# WRITTEN INSTRUCTION:
Reproduce all of the material exactly as shown.

# DATA LINES:

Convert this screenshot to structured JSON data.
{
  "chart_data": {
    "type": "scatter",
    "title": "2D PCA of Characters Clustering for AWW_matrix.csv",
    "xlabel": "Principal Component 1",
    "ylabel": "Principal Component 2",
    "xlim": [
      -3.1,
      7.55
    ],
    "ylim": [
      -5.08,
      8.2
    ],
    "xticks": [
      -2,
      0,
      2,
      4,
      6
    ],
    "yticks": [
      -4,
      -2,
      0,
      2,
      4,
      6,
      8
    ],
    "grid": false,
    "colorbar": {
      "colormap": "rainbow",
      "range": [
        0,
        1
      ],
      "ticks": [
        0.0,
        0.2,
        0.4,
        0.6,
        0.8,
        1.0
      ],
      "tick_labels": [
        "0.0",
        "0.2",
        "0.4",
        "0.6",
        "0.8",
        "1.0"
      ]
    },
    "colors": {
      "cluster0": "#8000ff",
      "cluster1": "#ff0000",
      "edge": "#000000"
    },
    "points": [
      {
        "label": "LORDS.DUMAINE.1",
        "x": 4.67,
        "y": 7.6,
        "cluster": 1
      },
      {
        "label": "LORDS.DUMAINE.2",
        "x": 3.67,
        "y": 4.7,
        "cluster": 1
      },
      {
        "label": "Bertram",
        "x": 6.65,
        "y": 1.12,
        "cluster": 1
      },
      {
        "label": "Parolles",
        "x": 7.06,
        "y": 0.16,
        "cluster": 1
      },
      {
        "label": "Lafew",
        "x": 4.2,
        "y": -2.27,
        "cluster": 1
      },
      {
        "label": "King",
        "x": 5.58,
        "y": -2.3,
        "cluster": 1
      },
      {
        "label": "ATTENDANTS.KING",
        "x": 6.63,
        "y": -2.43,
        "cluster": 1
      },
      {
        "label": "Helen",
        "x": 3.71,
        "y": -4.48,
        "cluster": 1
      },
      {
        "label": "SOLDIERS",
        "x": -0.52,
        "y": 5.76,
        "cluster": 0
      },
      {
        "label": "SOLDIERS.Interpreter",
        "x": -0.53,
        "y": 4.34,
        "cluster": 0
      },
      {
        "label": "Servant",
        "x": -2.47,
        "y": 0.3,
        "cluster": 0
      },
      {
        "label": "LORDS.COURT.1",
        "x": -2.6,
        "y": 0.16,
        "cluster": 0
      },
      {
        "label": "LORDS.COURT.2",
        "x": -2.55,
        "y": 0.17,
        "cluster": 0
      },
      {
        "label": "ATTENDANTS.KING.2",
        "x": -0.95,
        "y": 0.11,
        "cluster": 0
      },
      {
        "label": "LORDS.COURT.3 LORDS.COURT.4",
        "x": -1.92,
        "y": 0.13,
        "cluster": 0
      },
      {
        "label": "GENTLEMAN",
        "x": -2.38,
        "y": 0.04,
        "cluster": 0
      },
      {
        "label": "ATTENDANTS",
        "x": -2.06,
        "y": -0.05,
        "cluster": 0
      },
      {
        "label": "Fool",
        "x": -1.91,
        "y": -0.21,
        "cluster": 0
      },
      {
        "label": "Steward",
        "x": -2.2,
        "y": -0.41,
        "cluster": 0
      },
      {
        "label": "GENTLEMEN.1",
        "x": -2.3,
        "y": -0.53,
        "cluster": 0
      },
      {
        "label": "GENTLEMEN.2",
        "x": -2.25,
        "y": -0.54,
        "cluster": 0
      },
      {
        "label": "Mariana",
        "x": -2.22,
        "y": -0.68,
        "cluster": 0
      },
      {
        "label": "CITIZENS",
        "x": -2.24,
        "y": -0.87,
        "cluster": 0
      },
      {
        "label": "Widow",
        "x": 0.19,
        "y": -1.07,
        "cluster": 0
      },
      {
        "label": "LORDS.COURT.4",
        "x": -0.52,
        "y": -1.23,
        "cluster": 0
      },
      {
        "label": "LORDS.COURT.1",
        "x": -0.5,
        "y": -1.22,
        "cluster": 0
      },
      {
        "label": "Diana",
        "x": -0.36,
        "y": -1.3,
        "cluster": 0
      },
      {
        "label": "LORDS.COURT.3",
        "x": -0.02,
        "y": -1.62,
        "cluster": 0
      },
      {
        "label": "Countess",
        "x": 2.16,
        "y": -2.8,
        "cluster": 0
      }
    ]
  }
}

# RESULT OF THIS EXERCISE:
Convert this screenshot to structured JSON data.
{
  "chart_data": {
    "type": "scatter",
    "title": "2D PCA of Characters Clustering for AWW_matrix.csv",
    "xlabel": "Principal Component 1",
    "ylabel": "Principal Component 2",
    "xlim": [
      -3.1,
      7.55
    ],
    "ylim": [
      -5.08,
      8.2
    ],
    "xticks": [
      -2,
      0,
      2,
      4,
      6
    ],
    "yticks": [
      -4,
      -2,
      0,
      2,
      4,
      6,
      8
    ],
    "grid": false,
    "colorbar": {
      "colormap": "rainbow",
      "range": [
        0,
        1
      ],
      "ticks": [
        0.0,
        0.2,
        0.4,
        0.6,
        0.8,
        1.0
      ],
      "tick_labels": [
        "0.0",
        "0.2",
        "0.4",
        "0.6",
        "0.8",
        "1.0"
      ]
    },
    "colors": {
      "cluster0": "#8000ff",
      "cluster1": "#ff0000",
      "edge": "#000000"
    },
    "points": [
      {
        "label": "LORDS.DUMAINE.1",
        "x": 4.67,
        "y": 7.6,
        "cluster": 1
      },
      {
        "label": "LORDS.DUMAINE.2",
        "x": 3.67,
        "y": 4.7,
        "cluster": 1
      },
      {
        "label": "Bertram",
        "x": 6.65,
        "y": 1.12,
        "cluster": 1
      },
      {
        "label": "Parolles",
        "x": 7.06,
        "y": 0.16,
        "cluster": 1
      },
      {
        "label": "Lafew",
        "x": 4.2,
        "y": -2.27,
        "cluster": 1
      },
      {
        "label": "King",
        "x": 5.58,
        "y": -2.3,
        "cluster": 1
      },
      {
        "label": "ATTENDANTS.KING",
        "x": 6.63,
        "y": -2.43,
        "cluster": 1
      },
      {
        "label": "Helen",
        "x": 3.71,
        "y": -4.48,
        "cluster": 1
      },
      {
        "label": "SOLDIERS",
        "x": -0.52,
        "y": 5.76,
        "cluster": 0
      },
      {
        "label": "SOLDIERS.Interpreter",
        "x": -0.53,
        "y": 4.34,
        "cluster": 0
      },
      {
        "label": "Servant",
        "x": -2.47,
        "y": 0.3,
        "cluster": 0
      },
      {
        "label": "LORDS.COURT.1",
        "x": -2.6,
        "y": 0.16,
        "cluster": 0
      },
      {
        "label": "LORDS.COURT.2",
        "x": -2.55,
        "y": 0.17,
        "cluster": 0
      },
      {
        "label": "ATTENDANTS.KING.2",
        "x": -0.95,
        "y": 0.11,
        "cluster": 0
      },
      {
        "label": "LORDS.COURT.3 LORDS.COURT.4",
        "x": -1.92,
        "y": 0.13,
        "cluster": 0
      },
      {
        "label": "GENTLEMAN",
        "x": -2.38,
        "y": 0.04,
        "cluster": 0
      },
      {
        "label": "ATTENDANTS",
        "x": -2.06,
        "y": -0.05,
        "cluster": 0
      },
      {
        "label": "Fool",
        "x": -1.91,
        "y": -0.21,
        "cluster": 0
      },
      {
        "label": "Steward",
        "x": -2.2,
        "y": -0.41,
        "cluster": 0
      },
      {
        "label": "GENTLEMEN.1",
        "x": -2.3,
        "y": -0.53,
        "cluster": 0
      },
      {
        "label": "GENTLEMEN.2",
        "x": -2.25,
        "y": -0.54,
        "cluster": 0
      },
      {
        "label": "Mariana",
        "x": -2.22,
        "y": -0.68,
        "cluster": 0
      },
      {
        "label": "CITIZENS",
        "x": -2.24,
        "y": -0.87,
        "cluster": 0
      },
      {
        "label": "Widow",
        "x": 0.19,
        "y": -1.07,
        "cluster": 0
      },
      {
        "label": "LORDS.COURT.4",
        "x": -0.52,
        "y": -1.23,
        "cluster": 0
      },
      {
        "label": "LORDS.COURT.1",
        "x": -0.5,
        "y": -1.22,
        "cluster": 0
      },
      {
        "label": "Diana",
        "x": -0.36,
        "y": -1.3,
        "cluster": 0
      },
      {
        "label": "LORDS.COURT.3",
        "x": -0.02,
        "y": -1.62,
        "cluster": 0
      },
      {
        "label": "Countess",
        "x": 2.16,
        "y": -2.8,
        "cluster": 0
      }
    ]
  }
}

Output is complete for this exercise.